— begin Task inputs —

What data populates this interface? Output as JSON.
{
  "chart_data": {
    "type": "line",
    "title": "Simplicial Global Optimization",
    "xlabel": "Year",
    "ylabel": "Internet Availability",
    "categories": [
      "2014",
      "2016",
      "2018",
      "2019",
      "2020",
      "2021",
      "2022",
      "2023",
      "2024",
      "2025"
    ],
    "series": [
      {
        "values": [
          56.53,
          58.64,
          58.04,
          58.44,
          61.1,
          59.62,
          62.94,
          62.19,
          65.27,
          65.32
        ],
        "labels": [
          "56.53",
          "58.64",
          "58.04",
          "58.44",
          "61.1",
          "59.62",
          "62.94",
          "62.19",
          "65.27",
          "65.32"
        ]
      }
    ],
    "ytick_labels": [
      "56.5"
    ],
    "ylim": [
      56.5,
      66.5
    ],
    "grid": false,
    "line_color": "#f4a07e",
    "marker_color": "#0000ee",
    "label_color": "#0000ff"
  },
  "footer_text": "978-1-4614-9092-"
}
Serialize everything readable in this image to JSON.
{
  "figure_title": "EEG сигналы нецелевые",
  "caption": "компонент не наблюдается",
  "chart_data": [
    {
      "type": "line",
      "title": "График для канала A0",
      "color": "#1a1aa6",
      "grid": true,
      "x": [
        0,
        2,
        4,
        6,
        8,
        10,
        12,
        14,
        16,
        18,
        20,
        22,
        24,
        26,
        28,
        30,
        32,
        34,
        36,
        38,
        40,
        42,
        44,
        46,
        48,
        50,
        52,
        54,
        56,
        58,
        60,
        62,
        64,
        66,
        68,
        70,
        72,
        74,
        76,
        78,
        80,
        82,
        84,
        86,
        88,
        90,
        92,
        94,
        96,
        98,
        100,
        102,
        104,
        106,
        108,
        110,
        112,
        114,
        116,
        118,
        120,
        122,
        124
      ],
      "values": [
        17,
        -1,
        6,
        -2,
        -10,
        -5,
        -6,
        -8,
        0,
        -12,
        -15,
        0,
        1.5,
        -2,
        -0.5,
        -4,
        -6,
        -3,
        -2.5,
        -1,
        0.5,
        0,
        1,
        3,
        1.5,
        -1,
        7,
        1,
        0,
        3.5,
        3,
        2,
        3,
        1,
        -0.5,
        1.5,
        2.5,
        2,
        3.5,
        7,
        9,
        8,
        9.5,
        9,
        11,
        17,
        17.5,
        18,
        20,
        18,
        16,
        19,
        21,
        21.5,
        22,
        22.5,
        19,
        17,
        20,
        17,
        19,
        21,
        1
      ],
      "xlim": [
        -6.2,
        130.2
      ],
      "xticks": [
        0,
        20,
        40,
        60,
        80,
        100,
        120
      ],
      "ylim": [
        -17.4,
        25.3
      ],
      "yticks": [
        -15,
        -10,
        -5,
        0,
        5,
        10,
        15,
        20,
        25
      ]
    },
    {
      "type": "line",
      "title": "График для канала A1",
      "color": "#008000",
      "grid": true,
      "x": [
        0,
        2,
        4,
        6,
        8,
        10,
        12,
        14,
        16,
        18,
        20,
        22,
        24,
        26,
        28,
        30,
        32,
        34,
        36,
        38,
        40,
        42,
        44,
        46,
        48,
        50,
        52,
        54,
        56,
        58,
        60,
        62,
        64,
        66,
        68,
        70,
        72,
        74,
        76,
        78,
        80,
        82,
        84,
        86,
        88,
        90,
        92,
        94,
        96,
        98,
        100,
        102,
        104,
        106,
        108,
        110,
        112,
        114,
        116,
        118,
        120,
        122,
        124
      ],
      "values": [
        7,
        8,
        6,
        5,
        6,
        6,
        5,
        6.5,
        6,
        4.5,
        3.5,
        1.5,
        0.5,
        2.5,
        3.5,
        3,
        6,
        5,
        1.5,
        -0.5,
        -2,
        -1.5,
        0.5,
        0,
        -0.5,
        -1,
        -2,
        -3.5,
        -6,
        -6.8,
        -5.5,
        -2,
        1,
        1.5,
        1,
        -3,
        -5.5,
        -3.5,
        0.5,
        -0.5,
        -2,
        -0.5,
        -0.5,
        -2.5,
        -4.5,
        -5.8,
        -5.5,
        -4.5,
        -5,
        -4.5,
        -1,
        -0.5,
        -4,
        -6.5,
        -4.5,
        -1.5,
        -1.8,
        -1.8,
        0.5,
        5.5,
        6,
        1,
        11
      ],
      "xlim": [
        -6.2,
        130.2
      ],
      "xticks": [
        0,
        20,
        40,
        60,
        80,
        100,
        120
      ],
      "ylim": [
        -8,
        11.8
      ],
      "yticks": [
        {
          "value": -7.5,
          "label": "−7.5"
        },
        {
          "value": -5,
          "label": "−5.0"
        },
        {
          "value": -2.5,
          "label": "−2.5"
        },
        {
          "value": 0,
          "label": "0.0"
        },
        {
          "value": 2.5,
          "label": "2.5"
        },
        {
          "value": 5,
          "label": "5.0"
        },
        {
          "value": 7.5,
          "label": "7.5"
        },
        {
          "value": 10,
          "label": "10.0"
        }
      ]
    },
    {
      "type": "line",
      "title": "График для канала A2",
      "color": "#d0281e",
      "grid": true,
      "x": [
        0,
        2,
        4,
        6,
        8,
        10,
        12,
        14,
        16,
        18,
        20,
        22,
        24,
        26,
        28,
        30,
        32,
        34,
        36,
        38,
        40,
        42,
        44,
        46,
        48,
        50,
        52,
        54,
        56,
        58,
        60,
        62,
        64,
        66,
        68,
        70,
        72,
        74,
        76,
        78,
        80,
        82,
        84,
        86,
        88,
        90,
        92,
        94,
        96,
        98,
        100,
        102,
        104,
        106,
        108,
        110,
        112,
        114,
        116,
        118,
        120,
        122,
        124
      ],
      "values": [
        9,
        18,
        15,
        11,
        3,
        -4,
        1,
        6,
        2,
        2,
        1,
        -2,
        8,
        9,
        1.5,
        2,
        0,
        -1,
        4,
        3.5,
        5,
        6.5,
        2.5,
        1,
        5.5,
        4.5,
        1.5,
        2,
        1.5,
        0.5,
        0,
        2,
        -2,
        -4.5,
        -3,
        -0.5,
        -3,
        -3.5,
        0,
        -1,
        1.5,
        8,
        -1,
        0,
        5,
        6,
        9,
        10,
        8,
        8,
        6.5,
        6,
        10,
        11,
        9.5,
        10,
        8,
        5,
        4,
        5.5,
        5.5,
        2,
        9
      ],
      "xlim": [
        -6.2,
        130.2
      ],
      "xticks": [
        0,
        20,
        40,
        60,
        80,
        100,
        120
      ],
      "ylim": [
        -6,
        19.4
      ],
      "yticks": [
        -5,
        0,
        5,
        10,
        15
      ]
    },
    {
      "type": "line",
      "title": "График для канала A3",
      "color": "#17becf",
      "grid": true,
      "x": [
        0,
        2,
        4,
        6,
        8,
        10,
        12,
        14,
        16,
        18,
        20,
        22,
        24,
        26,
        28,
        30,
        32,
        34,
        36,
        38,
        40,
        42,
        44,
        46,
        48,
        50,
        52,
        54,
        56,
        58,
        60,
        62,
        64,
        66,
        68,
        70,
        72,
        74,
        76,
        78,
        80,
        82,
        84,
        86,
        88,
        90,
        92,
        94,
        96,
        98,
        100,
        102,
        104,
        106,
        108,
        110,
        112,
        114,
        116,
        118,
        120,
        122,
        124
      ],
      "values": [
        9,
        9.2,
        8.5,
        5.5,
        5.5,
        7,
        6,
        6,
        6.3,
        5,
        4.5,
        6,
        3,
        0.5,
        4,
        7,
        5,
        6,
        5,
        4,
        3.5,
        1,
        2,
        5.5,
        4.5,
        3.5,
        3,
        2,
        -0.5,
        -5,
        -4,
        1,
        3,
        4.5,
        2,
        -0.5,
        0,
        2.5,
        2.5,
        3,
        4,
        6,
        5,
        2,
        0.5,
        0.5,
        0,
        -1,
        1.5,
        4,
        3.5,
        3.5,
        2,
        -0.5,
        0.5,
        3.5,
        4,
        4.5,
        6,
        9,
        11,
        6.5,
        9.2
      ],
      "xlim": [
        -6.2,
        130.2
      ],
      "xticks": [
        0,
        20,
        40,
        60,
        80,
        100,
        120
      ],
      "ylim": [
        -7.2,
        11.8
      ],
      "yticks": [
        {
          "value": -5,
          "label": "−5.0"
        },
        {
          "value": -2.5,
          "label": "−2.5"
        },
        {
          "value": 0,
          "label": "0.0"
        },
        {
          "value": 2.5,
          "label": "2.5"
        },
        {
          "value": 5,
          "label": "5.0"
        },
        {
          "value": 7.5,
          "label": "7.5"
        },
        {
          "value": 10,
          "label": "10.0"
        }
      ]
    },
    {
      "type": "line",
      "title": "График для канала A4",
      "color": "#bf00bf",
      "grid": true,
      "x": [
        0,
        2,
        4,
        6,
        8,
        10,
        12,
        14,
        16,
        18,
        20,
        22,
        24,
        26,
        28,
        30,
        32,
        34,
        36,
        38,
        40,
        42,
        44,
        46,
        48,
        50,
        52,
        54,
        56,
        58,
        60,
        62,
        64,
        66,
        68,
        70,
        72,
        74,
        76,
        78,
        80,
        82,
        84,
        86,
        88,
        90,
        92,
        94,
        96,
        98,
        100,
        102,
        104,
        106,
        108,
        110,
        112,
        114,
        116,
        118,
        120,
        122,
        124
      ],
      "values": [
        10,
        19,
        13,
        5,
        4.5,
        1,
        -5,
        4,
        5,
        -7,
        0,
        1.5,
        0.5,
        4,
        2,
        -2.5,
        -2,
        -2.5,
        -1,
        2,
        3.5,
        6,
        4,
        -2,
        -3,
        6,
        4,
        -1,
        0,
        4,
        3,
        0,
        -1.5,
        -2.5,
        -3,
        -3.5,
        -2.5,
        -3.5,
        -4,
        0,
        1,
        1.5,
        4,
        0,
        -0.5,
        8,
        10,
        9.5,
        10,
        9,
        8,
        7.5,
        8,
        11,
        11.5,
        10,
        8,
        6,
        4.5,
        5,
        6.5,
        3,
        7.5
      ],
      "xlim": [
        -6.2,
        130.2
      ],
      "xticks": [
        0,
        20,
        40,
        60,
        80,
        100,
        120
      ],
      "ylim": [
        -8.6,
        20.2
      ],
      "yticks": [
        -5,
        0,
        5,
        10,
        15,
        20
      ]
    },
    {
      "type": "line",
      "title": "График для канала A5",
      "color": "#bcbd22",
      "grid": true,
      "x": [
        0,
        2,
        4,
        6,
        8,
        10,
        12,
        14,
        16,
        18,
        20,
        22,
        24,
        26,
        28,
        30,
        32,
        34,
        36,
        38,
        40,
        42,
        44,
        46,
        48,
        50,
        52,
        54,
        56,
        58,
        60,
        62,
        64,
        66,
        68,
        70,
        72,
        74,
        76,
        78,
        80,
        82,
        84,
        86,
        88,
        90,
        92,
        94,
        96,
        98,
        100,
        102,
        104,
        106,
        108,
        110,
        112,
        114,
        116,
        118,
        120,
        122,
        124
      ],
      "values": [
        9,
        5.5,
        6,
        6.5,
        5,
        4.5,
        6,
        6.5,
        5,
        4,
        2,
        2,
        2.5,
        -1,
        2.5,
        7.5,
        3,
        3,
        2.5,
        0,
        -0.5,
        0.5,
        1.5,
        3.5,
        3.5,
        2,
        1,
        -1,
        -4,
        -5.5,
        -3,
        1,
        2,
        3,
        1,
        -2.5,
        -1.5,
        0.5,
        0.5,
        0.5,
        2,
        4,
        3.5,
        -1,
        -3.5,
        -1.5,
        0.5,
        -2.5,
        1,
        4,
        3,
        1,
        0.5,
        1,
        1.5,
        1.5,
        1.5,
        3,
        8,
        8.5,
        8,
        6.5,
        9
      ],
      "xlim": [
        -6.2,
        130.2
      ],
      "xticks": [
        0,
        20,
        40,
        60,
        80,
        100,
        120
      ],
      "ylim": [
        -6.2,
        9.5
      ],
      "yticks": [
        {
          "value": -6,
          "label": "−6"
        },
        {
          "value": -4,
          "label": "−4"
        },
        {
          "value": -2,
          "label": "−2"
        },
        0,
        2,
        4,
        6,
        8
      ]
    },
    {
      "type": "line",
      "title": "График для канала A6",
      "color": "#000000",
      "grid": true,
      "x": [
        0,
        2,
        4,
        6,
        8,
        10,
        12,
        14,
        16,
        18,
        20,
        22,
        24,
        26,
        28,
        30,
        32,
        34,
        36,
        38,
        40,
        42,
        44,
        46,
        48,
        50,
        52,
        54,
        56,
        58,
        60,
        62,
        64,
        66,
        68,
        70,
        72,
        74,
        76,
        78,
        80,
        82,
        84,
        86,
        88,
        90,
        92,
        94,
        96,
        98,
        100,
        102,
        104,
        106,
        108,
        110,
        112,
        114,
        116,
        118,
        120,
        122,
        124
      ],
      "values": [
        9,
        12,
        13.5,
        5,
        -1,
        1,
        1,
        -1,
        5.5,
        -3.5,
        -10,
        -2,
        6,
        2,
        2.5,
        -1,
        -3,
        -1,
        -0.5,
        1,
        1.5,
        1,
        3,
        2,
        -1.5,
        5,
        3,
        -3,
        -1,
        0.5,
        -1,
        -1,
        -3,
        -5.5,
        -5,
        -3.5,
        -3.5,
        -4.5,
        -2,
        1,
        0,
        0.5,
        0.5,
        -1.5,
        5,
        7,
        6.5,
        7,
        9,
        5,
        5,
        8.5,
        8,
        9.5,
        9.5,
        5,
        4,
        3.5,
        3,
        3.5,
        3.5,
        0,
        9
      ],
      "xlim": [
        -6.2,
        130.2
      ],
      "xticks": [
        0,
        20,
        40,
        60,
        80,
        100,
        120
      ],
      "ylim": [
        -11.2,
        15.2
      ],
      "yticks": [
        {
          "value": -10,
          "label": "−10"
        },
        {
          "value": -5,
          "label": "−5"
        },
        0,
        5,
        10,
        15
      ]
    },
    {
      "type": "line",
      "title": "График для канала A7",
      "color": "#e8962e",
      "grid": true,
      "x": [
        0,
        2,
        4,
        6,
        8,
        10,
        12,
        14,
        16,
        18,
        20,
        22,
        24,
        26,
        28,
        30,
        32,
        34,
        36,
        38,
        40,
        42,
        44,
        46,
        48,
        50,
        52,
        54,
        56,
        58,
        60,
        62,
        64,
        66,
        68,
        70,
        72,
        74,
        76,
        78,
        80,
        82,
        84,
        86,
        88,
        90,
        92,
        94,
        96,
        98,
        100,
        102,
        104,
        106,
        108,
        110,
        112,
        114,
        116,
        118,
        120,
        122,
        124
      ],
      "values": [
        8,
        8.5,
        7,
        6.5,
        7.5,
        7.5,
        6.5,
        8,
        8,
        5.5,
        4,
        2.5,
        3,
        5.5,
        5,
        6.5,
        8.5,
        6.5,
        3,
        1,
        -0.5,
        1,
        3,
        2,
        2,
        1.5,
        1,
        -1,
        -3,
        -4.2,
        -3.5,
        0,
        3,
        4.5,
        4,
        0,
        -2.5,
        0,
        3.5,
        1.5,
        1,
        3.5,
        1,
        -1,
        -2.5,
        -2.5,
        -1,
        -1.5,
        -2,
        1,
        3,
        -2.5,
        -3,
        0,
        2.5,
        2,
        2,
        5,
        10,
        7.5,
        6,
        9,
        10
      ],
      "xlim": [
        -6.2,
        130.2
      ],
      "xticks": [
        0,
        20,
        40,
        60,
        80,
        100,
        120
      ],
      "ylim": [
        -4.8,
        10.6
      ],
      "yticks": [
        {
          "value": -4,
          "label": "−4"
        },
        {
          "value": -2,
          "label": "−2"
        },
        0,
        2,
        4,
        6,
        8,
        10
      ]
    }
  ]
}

— end Task inputs —

#### [Objective]
In the entries above, count each line holding "канала" and report the total and nothing more.

#### [Exercise output]
8